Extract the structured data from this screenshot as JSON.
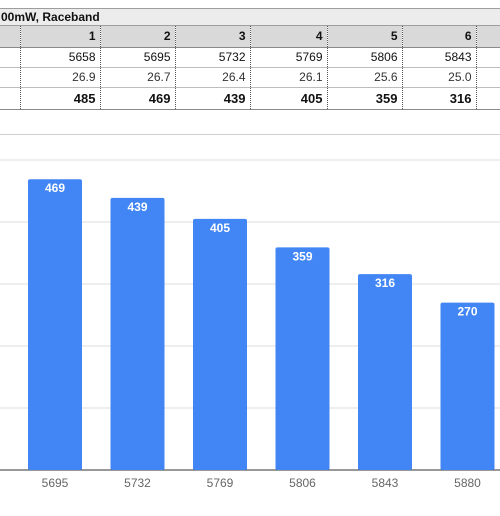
{
  "sheet": {
    "title": "00mW, Raceband",
    "header": [
      "1",
      "2",
      "3",
      "4",
      "5",
      "6"
    ],
    "rows": [
      [
        "5658",
        "5695",
        "5732",
        "5769",
        "5806",
        "5843"
      ],
      [
        "26.9",
        "26.7",
        "26.4",
        "26.1",
        "25.6",
        "25.0"
      ],
      [
        "485",
        "469",
        "439",
        "405",
        "359",
        "316"
      ]
    ]
  },
  "chart_data": {
    "type": "bar",
    "categories": [
      "5695",
      "5732",
      "5769",
      "5806",
      "5843",
      "5880"
    ],
    "values": [
      469,
      439,
      405,
      359,
      316,
      270
    ],
    "bar_color": "#4285f4",
    "grid": true,
    "ylim": [
      0,
      500
    ]
  }
}
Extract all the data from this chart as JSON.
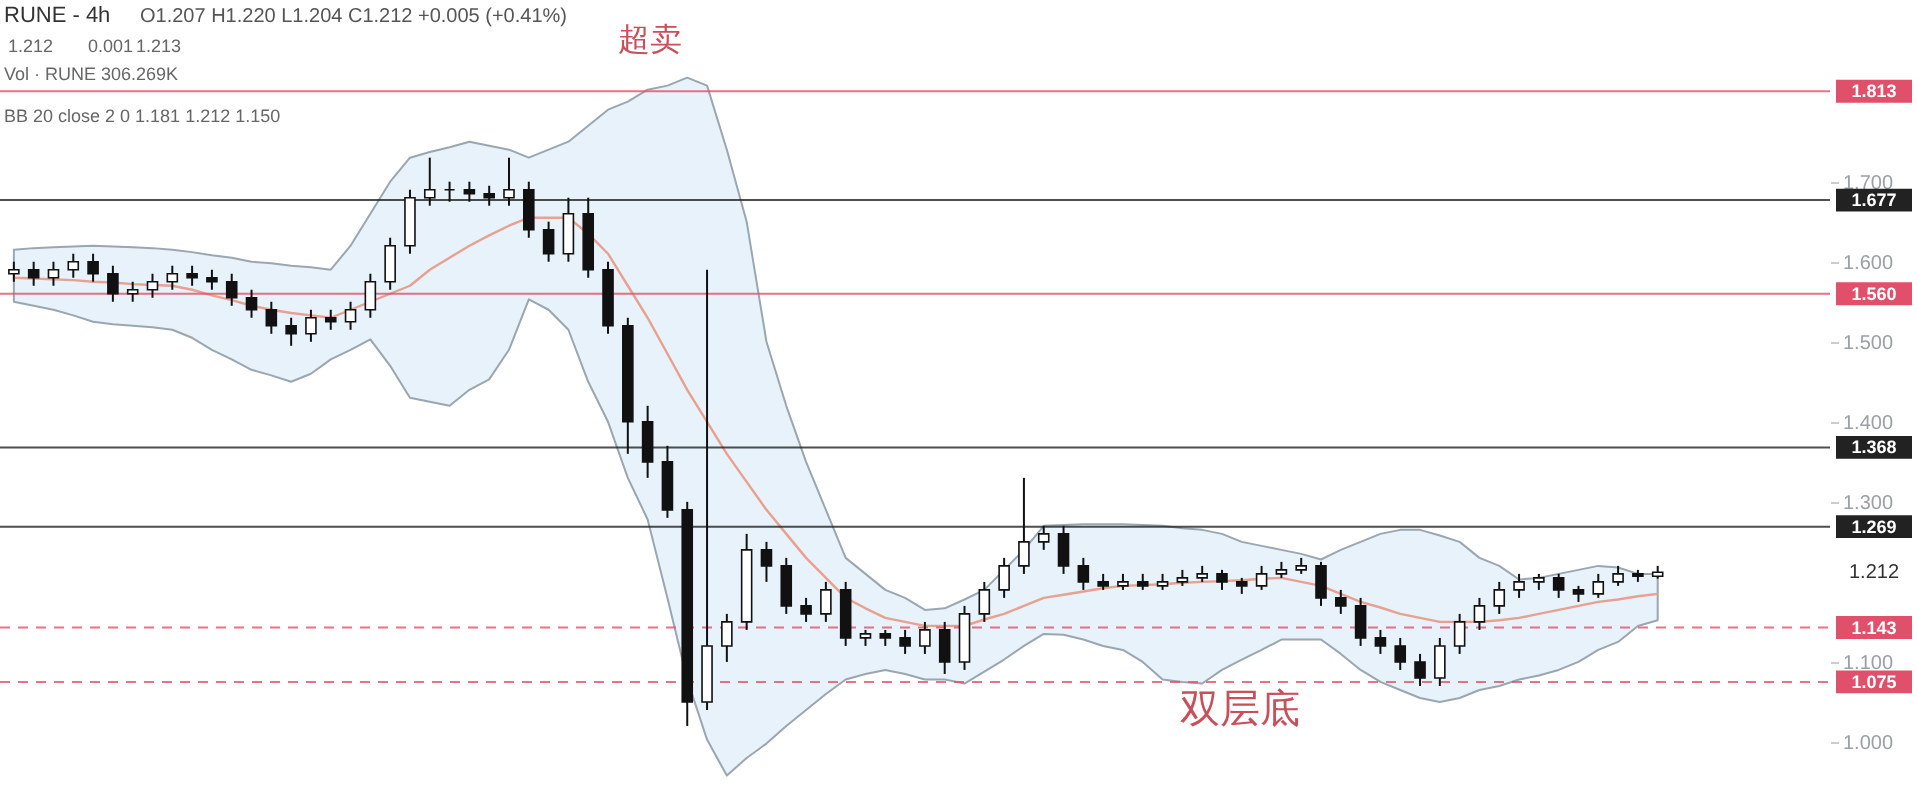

### TASK BRIEF:
Quote the listing above in full, except for the pictures.

### FULL RESPONSE:
Extract the structured data from this screenshot as JSON.
{
  "sheet": {
    "title": "00mW, Raceband",
    "header": [
      "1",
      "2",
      "3",
      "4",
      "5",
      "6"
    ],
    "rows": [
      [
        "5658",
        "5695",
        "5732",
        "5769",
        "5806",
        "5843"
      ],
      [
        "26.9",
        "26.7",
        "26.4",
        "26.1",
        "25.6",
        "25.0"
      ],
      [
        "485",
        "469",
        "439",
        "405",
        "359",
        "316"
      ]
    ]
  },
  "chart_data": {
    "type": "bar",
    "categories": [
      "5695",
      "5732",
      "5769",
      "5806",
      "5843",
      "5880"
    ],
    "values": [
      469,
      439,
      405,
      359,
      316,
      270
    ],
    "bar_color": "#4285f4",
    "grid": true,
    "ylim": [
      0,
      500
    ]
  }
}
Extract all the data from this chart as JSON.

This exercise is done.